[START OF Provided information]
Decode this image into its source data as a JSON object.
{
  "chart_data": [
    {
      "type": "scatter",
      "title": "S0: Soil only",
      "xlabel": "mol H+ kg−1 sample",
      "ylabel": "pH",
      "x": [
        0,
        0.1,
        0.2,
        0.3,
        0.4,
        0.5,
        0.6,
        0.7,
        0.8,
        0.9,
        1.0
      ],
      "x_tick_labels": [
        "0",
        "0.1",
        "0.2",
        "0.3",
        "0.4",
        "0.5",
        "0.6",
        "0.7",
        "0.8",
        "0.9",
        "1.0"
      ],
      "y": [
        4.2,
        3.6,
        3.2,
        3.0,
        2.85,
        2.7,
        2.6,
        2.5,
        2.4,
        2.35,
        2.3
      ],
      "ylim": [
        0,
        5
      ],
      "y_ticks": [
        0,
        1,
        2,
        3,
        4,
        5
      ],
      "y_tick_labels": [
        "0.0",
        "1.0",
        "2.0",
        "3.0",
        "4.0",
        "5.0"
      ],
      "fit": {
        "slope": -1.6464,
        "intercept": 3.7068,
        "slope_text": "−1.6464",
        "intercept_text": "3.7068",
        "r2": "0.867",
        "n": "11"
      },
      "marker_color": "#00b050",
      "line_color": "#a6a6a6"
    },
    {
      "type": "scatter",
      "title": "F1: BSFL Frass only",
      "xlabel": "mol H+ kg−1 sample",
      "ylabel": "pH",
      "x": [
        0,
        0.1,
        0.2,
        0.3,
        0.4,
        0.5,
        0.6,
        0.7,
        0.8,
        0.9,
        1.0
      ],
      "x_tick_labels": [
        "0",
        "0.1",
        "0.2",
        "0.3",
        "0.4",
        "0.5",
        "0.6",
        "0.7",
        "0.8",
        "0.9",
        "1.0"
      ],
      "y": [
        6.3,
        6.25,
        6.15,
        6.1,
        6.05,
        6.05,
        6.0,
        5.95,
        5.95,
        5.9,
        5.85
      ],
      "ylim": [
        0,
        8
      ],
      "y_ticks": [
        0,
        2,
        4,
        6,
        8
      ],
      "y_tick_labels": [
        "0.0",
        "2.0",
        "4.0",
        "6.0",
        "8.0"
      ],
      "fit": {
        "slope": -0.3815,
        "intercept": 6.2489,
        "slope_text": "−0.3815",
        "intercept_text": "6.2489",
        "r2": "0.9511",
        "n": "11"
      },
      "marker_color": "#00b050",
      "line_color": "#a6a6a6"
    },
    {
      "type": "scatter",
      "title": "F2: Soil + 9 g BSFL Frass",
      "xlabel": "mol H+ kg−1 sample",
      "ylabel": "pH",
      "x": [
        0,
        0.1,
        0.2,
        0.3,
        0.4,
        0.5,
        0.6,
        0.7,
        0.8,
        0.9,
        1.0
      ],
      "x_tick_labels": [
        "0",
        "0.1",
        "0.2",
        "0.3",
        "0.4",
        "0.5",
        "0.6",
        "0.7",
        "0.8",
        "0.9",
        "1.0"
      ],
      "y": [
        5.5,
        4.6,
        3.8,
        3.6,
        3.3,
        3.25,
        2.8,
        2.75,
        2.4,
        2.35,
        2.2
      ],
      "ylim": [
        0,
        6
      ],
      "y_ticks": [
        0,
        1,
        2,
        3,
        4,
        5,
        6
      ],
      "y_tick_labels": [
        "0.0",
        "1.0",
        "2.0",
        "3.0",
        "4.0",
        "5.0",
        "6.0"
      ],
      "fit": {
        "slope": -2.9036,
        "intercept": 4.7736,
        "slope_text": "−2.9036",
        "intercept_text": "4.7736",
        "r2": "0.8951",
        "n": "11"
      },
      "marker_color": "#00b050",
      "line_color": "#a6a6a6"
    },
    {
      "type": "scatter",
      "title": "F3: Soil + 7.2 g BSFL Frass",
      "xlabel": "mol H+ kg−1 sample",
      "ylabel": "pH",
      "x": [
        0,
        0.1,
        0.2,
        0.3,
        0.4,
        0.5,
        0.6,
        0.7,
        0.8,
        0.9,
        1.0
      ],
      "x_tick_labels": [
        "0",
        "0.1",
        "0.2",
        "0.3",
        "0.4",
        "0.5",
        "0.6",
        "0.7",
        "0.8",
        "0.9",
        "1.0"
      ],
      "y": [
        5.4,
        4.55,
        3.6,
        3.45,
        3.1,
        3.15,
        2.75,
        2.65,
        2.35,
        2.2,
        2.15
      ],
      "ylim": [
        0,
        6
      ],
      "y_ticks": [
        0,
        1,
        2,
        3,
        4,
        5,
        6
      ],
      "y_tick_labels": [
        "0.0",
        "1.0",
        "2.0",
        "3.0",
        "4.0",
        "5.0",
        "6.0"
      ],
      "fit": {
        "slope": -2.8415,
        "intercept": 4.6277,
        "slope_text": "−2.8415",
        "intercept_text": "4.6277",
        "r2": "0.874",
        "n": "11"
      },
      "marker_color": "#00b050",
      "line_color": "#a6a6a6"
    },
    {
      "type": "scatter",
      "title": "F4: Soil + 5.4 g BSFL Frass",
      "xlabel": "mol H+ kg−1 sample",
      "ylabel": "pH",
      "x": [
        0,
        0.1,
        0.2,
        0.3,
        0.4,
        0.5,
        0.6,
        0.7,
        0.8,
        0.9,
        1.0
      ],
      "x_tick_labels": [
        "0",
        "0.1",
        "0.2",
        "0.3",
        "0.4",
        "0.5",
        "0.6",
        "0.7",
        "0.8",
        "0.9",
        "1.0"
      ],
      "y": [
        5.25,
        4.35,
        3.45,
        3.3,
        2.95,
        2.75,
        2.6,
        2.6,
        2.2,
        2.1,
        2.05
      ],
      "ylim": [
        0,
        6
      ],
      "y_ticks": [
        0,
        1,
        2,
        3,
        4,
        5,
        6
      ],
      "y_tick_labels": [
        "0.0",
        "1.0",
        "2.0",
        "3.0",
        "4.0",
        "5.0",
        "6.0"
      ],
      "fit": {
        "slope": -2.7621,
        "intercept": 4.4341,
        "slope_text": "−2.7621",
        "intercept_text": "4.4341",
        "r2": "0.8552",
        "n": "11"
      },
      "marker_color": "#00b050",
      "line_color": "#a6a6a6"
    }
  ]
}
[END OF Provided information]
◆ **Goal**
Transcribe every line of the data, exactly as it stands.

◆ **Response for this exercise**
Decode this image into its source data as a JSON object.
{
  "chart_data": [
    {
      "type": "scatter",
      "title": "S0: Soil only",
      "xlabel": "mol H+ kg−1 sample",
      "ylabel": "pH",
      "x": [
        0,
        0.1,
        0.2,
        0.3,
        0.4,
        0.5,
        0.6,
        0.7,
        0.8,
        0.9,
        1.0
      ],
      "x_tick_labels": [
        "0",
        "0.1",
        "0.2",
        "0.3",
        "0.4",
        "0.5",
        "0.6",
        "0.7",
        "0.8",
        "0.9",
        "1.0"
      ],
      "y": [
        4.2,
        3.6,
        3.2,
        3.0,
        2.85,
        2.7,
        2.6,
        2.5,
        2.4,
        2.35,
        2.3
      ],
      "ylim": [
        0,
        5
      ],
      "y_ticks": [
        0,
        1,
        2,
        3,
        4,
        5
      ],
      "y_tick_labels": [
        "0.0",
        "1.0",
        "2.0",
        "3.0",
        "4.0",
        "5.0"
      ],
      "fit": {
        "slope": -1.6464,
        "intercept": 3.7068,
        "slope_text": "−1.6464",
        "intercept_text": "3.7068",
        "r2": "0.867",
        "n": "11"
      },
      "marker_color": "#00b050",
      "line_color": "#a6a6a6"
    },
    {
      "type": "scatter",
      "title": "F1: BSFL Frass only",
      "xlabel": "mol H+ kg−1 sample",
      "ylabel": "pH",
      "x": [
        0,
        0.1,
        0.2,
        0.3,
        0.4,
        0.5,
        0.6,
        0.7,
        0.8,
        0.9,
        1.0
      ],
      "x_tick_labels": [
        "0",
        "0.1",
        "0.2",
        "0.3",
        "0.4",
        "0.5",
        "0.6",
        "0.7",
        "0.8",
        "0.9",
        "1.0"
      ],
      "y": [
        6.3,
        6.25,
        6.15,
        6.1,
        6.05,
        6.05,
        6.0,
        5.95,
        5.95,
        5.9,
        5.85
      ],
      "ylim": [
        0,
        8
      ],
      "y_ticks": [
        0,
        2,
        4,
        6,
        8
      ],
      "y_tick_labels": [
        "0.0",
        "2.0",
        "4.0",
        "6.0",
        "8.0"
      ],
      "fit": {
        "slope": -0.3815,
        "intercept": 6.2489,
        "slope_text": "−0.3815",
        "intercept_text": "6.2489",
        "r2": "0.9511",
        "n": "11"
      },
      "marker_color": "#00b050",
      "line_color": "#a6a6a6"
    },
    {
      "type": "scatter",
      "title": "F2: Soil + 9 g BSFL Frass",
      "xlabel": "mol H+ kg−1 sample",
      "ylabel": "pH",
      "x": [
        0,
        0.1,
        0.2,
        0.3,
        0.4,
        0.5,
        0.6,
        0.7,
        0.8,
        0.9,
        1.0
      ],
      "x_tick_labels": [
        "0",
        "0.1",
        "0.2",
        "0.3",
        "0.4",
        "0.5",
        "0.6",
        "0.7",
        "0.8",
        "0.9",
        "1.0"
      ],
      "y": [
        5.5,
        4.6,
        3.8,
        3.6,
        3.3,
        3.25,
        2.8,
        2.75,
        2.4,
        2.35,
        2.2
      ],
      "ylim": [
        0,
        6
      ],
      "y_ticks": [
        0,
        1,
        2,
        3,
        4,
        5,
        6
      ],
      "y_tick_labels": [
        "0.0",
        "1.0",
        "2.0",
        "3.0",
        "4.0",
        "5.0",
        "6.0"
      ],
      "fit": {
        "slope": -2.9036,
        "intercept": 4.7736,
        "slope_text": "−2.9036",
        "intercept_text": "4.7736",
        "r2": "0.8951",
        "n": "11"
      },
      "marker_color": "#00b050",
      "line_color": "#a6a6a6"
    },
    {
      "type": "scatter",
      "title": "F3: Soil + 7.2 g BSFL Frass",
      "xlabel": "mol H+ kg−1 sample",
      "ylabel": "pH",
      "x": [
        0,
        0.1,
        0.2,
        0.3,
        0.4,
        0.5,
        0.6,
        0.7,
        0.8,
        0.9,
        1.0
      ],
      "x_tick_labels": [
        "0",
        "0.1",
        "0.2",
        "0.3",
        "0.4",
        "0.5",
        "0.6",
        "0.7",
        "0.8",
        "0.9",
        "1.0"
      ],
      "y": [
        5.4,
        4.55,
        3.6,
        3.45,
        3.1,
        3.15,
        2.75,
        2.65,
        2.35,
        2.2,
        2.15
      ],
      "ylim": [
        0,
        6
      ],
      "y_ticks": [
        0,
        1,
        2,
        3,
        4,
        5,
        6
      ],
      "y_tick_labels": [
        "0.0",
        "1.0",
        "2.0",
        "3.0",
        "4.0",
        "5.0",
        "6.0"
      ],
      "fit": {
        "slope": -2.8415,
        "intercept": 4.6277,
        "slope_text": "−2.8415",
        "intercept_text": "4.6277",
        "r2": "0.874",
        "n": "11"
      },
      "marker_color": "#00b050",
      "line_color": "#a6a6a6"
    },
    {
      "type": "scatter",
      "title": "F4: Soil + 5.4 g BSFL Frass",
      "xlabel": "mol H+ kg−1 sample",
      "ylabel": "pH",
      "x": [
        0,
        0.1,
        0.2,
        0.3,
        0.4,
        0.5,
        0.6,
        0.7,
        0.8,
        0.9,
        1.0
      ],
      "x_tick_labels": [
        "0",
        "0.1",
        "0.2",
        "0.3",
        "0.4",
        "0.5",
        "0.6",
        "0.7",
        "0.8",
        "0.9",
        "1.0"
      ],
      "y": [
        5.25,
        4.35,
        3.45,
        3.3,
        2.95,
        2.75,
        2.6,
        2.6,
        2.2,
        2.1,
        2.05
      ],
      "ylim": [
        0,
        6
      ],
      "y_ticks": [
        0,
        1,
        2,
        3,
        4,
        5,
        6
      ],
      "y_tick_labels": [
        "0.0",
        "1.0",
        "2.0",
        "3.0",
        "4.0",
        "5.0",
        "6.0"
      ],
      "fit": {
        "slope": -2.7621,
        "intercept": 4.4341,
        "slope_text": "−2.7621",
        "intercept_text": "4.4341",
        "r2": "0.8552",
        "n": "11"
      },
      "marker_color": "#00b050",
      "line_color": "#a6a6a6"
    }
  ]
}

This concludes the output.